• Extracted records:
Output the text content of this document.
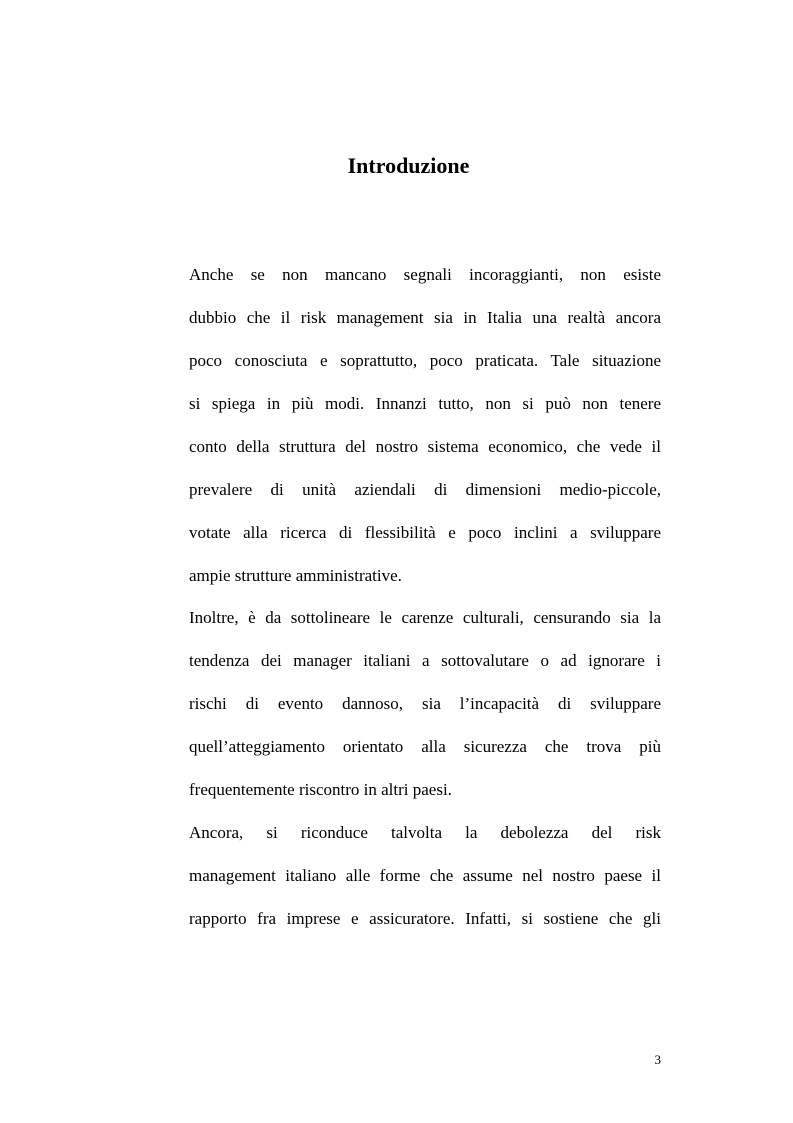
Introduzione
Anche se non mancano segnali incoraggianti, non esiste
dubbio che il risk management sia in Italia una realtà ancora
poco conosciuta e soprattutto, poco praticata. Tale situazione
si spiega in più modi. Innanzi tutto, non si può non tenere
conto della struttura del nostro sistema economico, che vede il
prevalere di unità aziendali di dimensioni medio-piccole,
votate alla ricerca di flessibilità e poco inclini a sviluppare
ampie strutture amministrative.
Inoltre, è da sottolineare le carenze culturali, censurando sia la
tendenza dei manager italiani a sottovalutare o ad ignorare i
rischi di evento dannoso, sia l’incapacità di sviluppare
quell’atteggiamento orientato alla sicurezza che trova più
frequentemente riscontro in altri paesi.
Ancora, si riconduce talvolta la debolezza del risk
management italiano alle forme che assume nel nostro paese il
rapporto fra imprese e assicuratore. Infatti, si sostiene che gli
3
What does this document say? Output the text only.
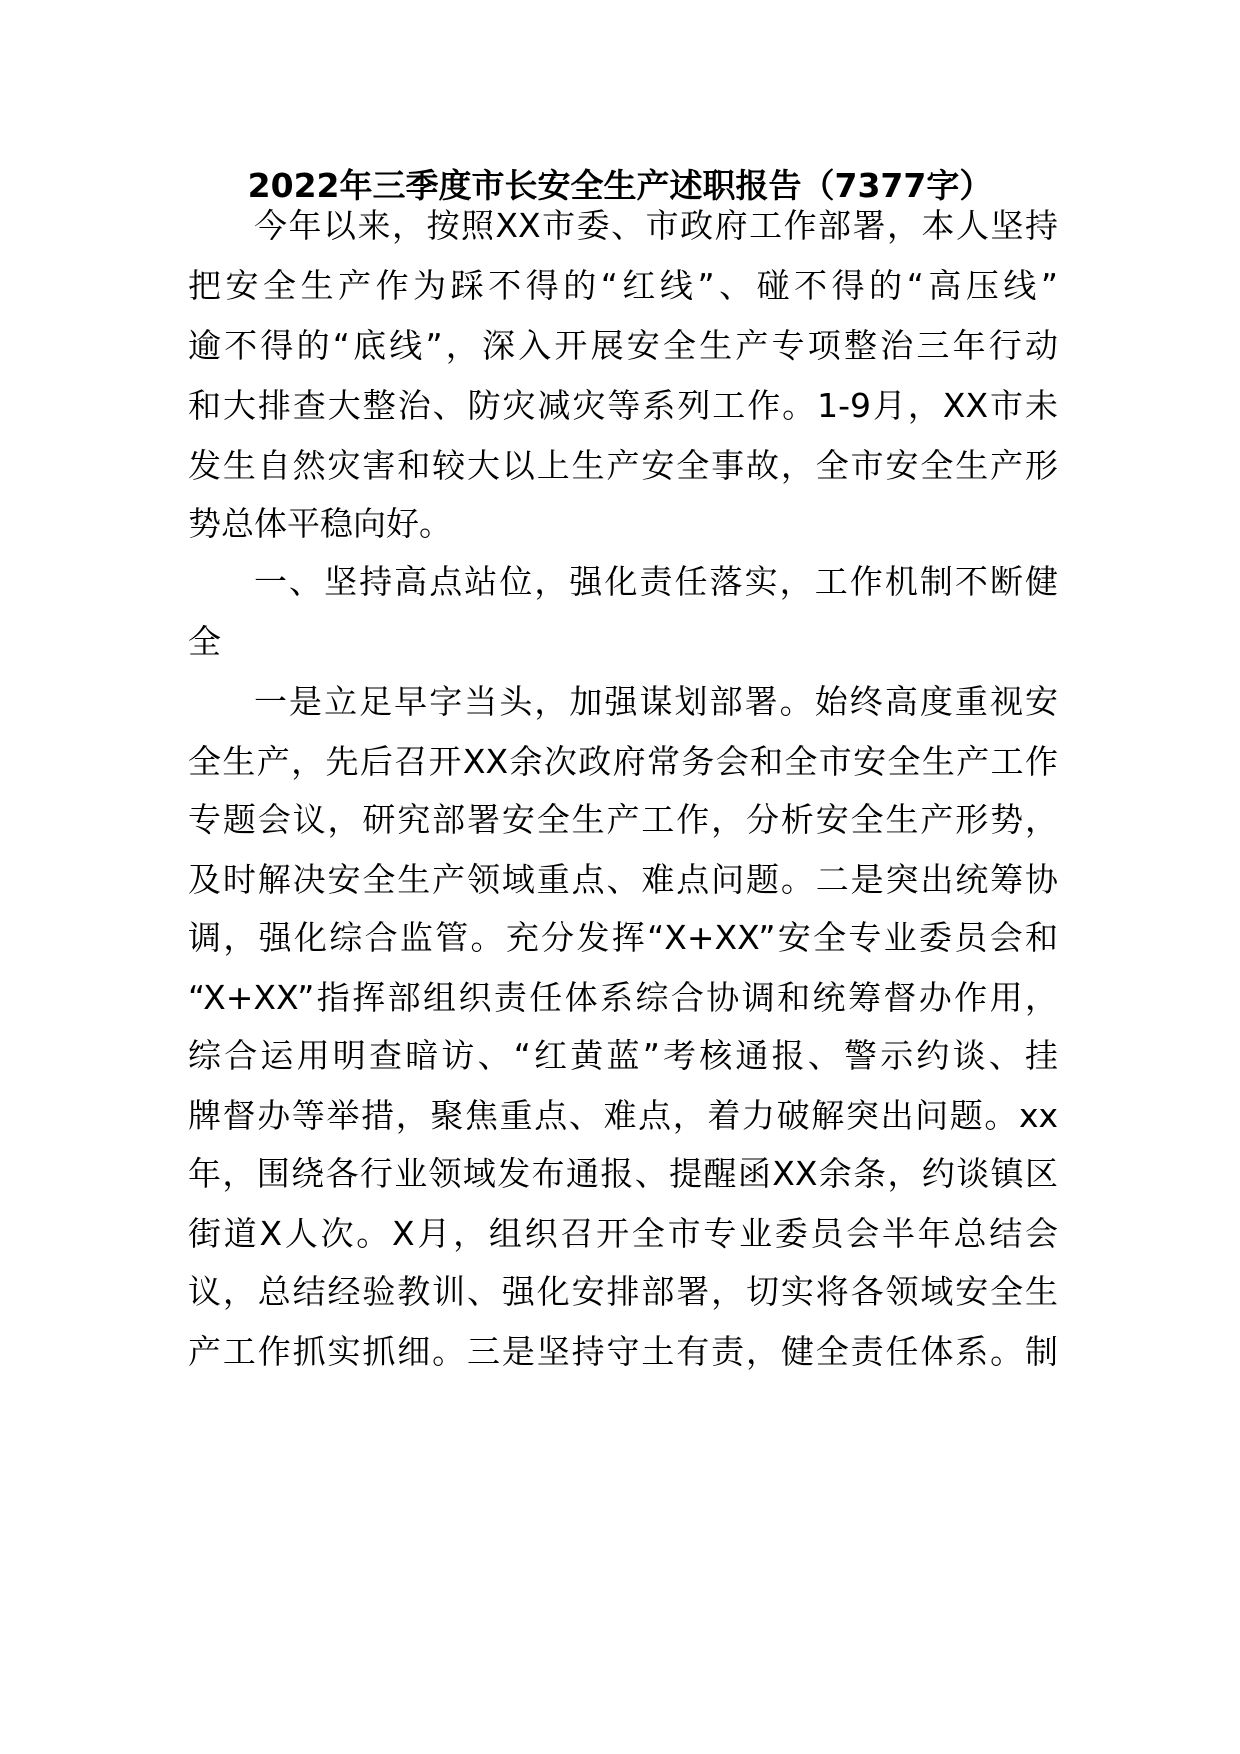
2022年三季度市长安全生产述职报告（7377字）
今年以来，按照XX市委、市政府工作部署，本人坚持
把安全生产作为踩不得的“红线”、碰不得的“高压线”
逾不得的“底线”，深入开展安全生产专项整治三年行动
和大排查大整治、防灾减灾等系列工作。1-9月，XX市未
发生自然灾害和较大以上生产安全事故，全市安全生产形
势总体平稳向好。
一、坚持高点站位，强化责任落实，工作机制不断健
全
一是立足早字当头，加强谋划部署。始终高度重视安
全生产，先后召开XX余次政府常务会和全市安全生产工作
专题会议，研究部署安全生产工作，分析安全生产形势，
及时解决安全生产领域重点、难点问题。二是突出统筹协
调，强化综合监管。充分发挥“X+XX”安全专业委员会和
“X+XX”指挥部组织责任体系综合协调和统筹督办作用，
综合运用明查暗访、“红黄蓝”考核通报、警示约谈、挂
牌督办等举措，聚焦重点、难点，着力破解突出问题。xx
年，围绕各行业领域发布通报、提醒函XX余条，约谈镇区
街道X人次。X月，组织召开全市专业委员会半年总结会
议，总结经验教训、强化安排部署，切实将各领域安全生
产工作抓实抓细。三是坚持守土有责，健全责任体系。制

• GIVEN INSTRUCTION:
Copy out all the records exactly, excluding pictures.

• RESPONSE FOR THIS EXERCISE:
Output the text content of this document.
Introduzione
Anche se non mancano segnali incoraggianti, non esiste
dubbio che il risk management sia in Italia una realtà ancora
poco conosciuta e soprattutto, poco praticata. Tale situazione
si spiega in più modi. Innanzi tutto, non si può non tenere
conto della struttura del nostro sistema economico, che vede il
prevalere di unità aziendali di dimensioni medio-piccole,
votate alla ricerca di flessibilità e poco inclini a sviluppare
ampie strutture amministrative.
Inoltre, è da sottolineare le carenze culturali, censurando sia la
tendenza dei manager italiani a sottovalutare o ad ignorare i
rischi di evento dannoso, sia l’incapacità di sviluppare
quell’atteggiamento orientato alla sicurezza che trova più
frequentemente riscontro in altri paesi.
Ancora, si riconduce talvolta la debolezza del risk
management italiano alle forme che assume nel nostro paese il
rapporto fra imprese e assicuratore. Infatti, si sostiene che gli
3
What does this document say? Output the text only.
2022年三季度市长安全生产述职报告（7377字）
今年以来，按照XX市委、市政府工作部署，本人坚持
把安全生产作为踩不得的“红线”、碰不得的“高压线”
逾不得的“底线”，深入开展安全生产专项整治三年行动
和大排查大整治、防灾减灾等系列工作。1-9月，XX市未
发生自然灾害和较大以上生产安全事故，全市安全生产形
势总体平稳向好。
一、坚持高点站位，强化责任落实，工作机制不断健
全
一是立足早字当头，加强谋划部署。始终高度重视安
全生产，先后召开XX余次政府常务会和全市安全生产工作
专题会议，研究部署安全生产工作，分析安全生产形势，
及时解决安全生产领域重点、难点问题。二是突出统筹协
调，强化综合监管。充分发挥“X+XX”安全专业委员会和
“X+XX”指挥部组织责任体系综合协调和统筹督办作用，
综合运用明查暗访、“红黄蓝”考核通报、警示约谈、挂
牌督办等举措，聚焦重点、难点，着力破解突出问题。xx
年，围绕各行业领域发布通报、提醒函XX余条，约谈镇区
街道X人次。X月，组织召开全市专业委员会半年总结会
议，总结经验教训、强化安排部署，切实将各领域安全生
产工作抓实抓细。三是坚持守土有责，健全责任体系。制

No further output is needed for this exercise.